Collected data entries:
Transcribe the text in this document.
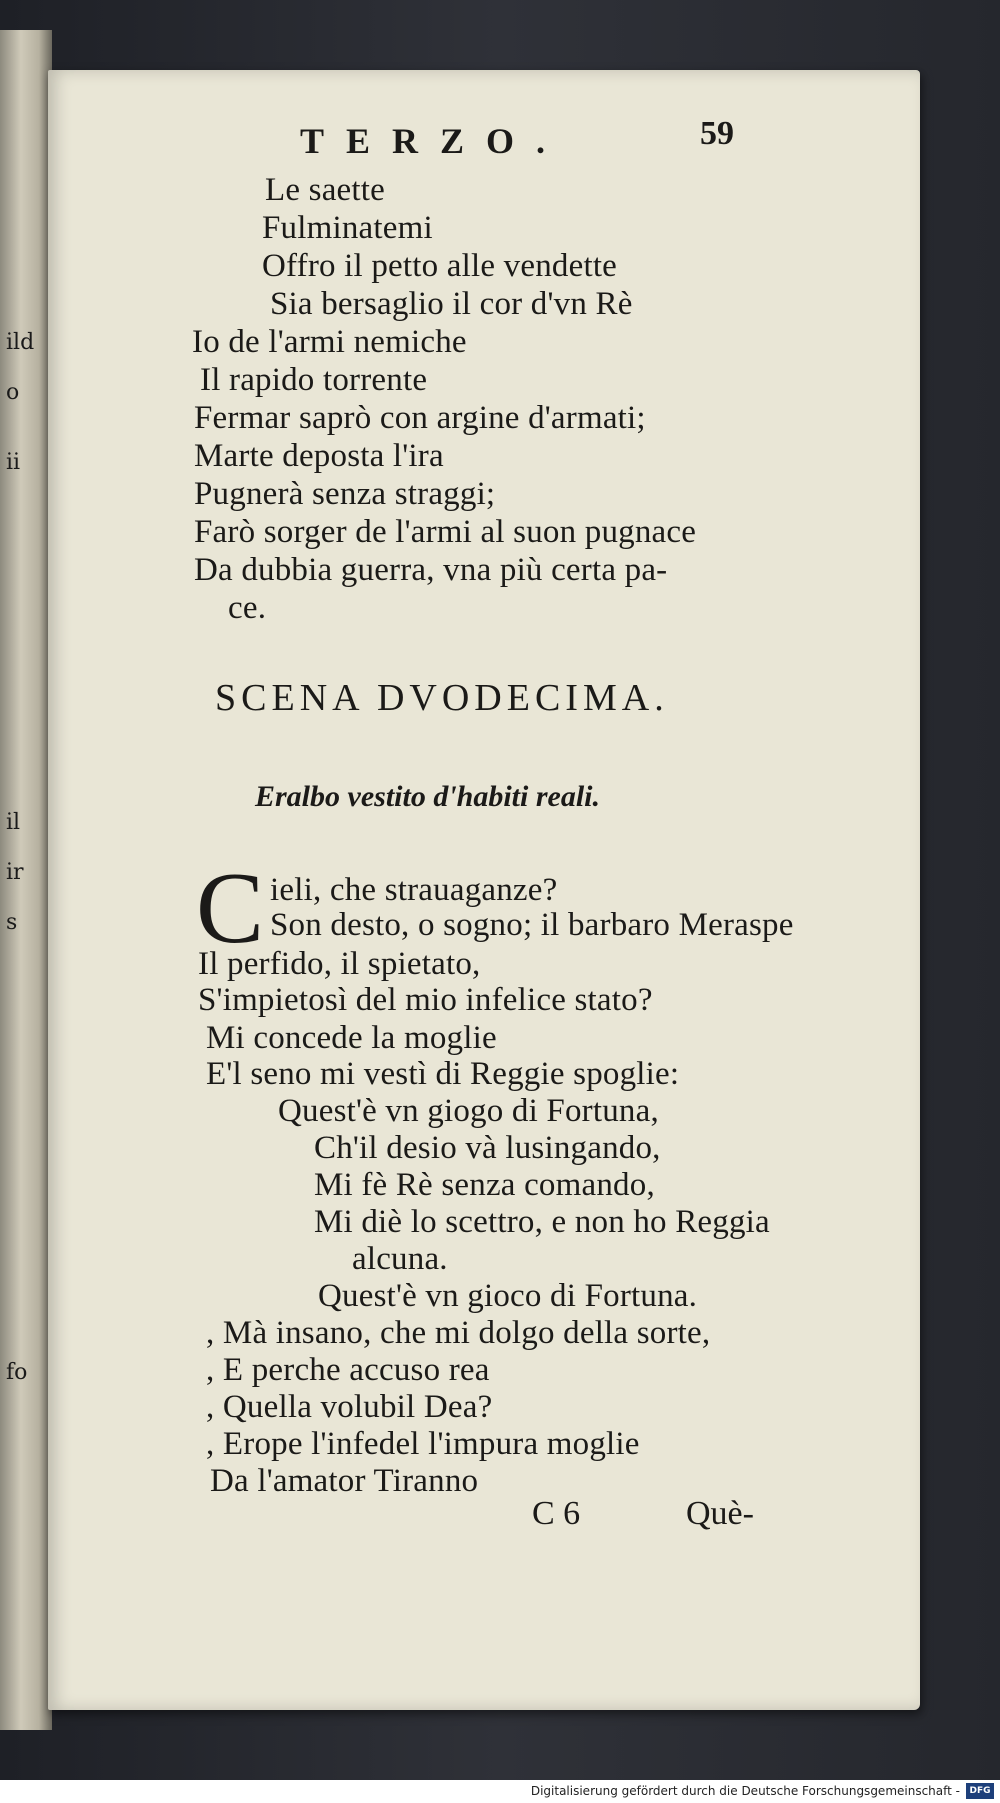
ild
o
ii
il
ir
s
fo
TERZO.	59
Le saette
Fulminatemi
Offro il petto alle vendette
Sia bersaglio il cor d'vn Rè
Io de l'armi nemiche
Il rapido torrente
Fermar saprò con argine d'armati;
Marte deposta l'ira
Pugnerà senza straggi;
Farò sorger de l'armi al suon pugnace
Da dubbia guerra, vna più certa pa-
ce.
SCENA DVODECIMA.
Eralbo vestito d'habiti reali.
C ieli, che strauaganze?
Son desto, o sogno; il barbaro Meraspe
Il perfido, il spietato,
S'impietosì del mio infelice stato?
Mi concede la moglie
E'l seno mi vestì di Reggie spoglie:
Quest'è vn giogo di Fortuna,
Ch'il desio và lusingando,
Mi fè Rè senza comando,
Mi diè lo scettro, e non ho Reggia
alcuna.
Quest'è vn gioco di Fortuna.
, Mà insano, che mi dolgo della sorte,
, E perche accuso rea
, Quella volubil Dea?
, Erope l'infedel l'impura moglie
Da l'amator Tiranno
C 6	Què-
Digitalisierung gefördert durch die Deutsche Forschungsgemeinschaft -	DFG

▸ Exercise aim
Reproduce the records verbatim, omitting all images they contain.

▸ Output for this exercise
Transcribe the text in this document.
ild
o
ii
il
ir
s
fo
TERZO.	59
Le saette
Fulminatemi
Offro il petto alle vendette
Sia bersaglio il cor d'vn Rè
Io de l'armi nemiche
Il rapido torrente
Fermar saprò con argine d'armati;
Marte deposta l'ira
Pugnerà senza straggi;
Farò sorger de l'armi al suon pugnace
Da dubbia guerra, vna più certa pa-
ce.
SCENA DVODECIMA.
Eralbo vestito d'habiti reali.
C ieli, che strauaganze?
Son desto, o sogno; il barbaro Meraspe
Il perfido, il spietato,
S'impietosì del mio infelice stato?
Mi concede la moglie
E'l seno mi vestì di Reggie spoglie:
Quest'è vn giogo di Fortuna,
Ch'il desio và lusingando,
Mi fè Rè senza comando,
Mi diè lo scettro, e non ho Reggia
alcuna.
Quest'è vn gioco di Fortuna.
, Mà insano, che mi dolgo della sorte,
, E perche accuso rea
, Quella volubil Dea?
, Erope l'infedel l'impura moglie
Da l'amator Tiranno
C 6	Què-
Digitalisierung gefördert durch die Deutsche Forschungsgemeinschaft -	DFG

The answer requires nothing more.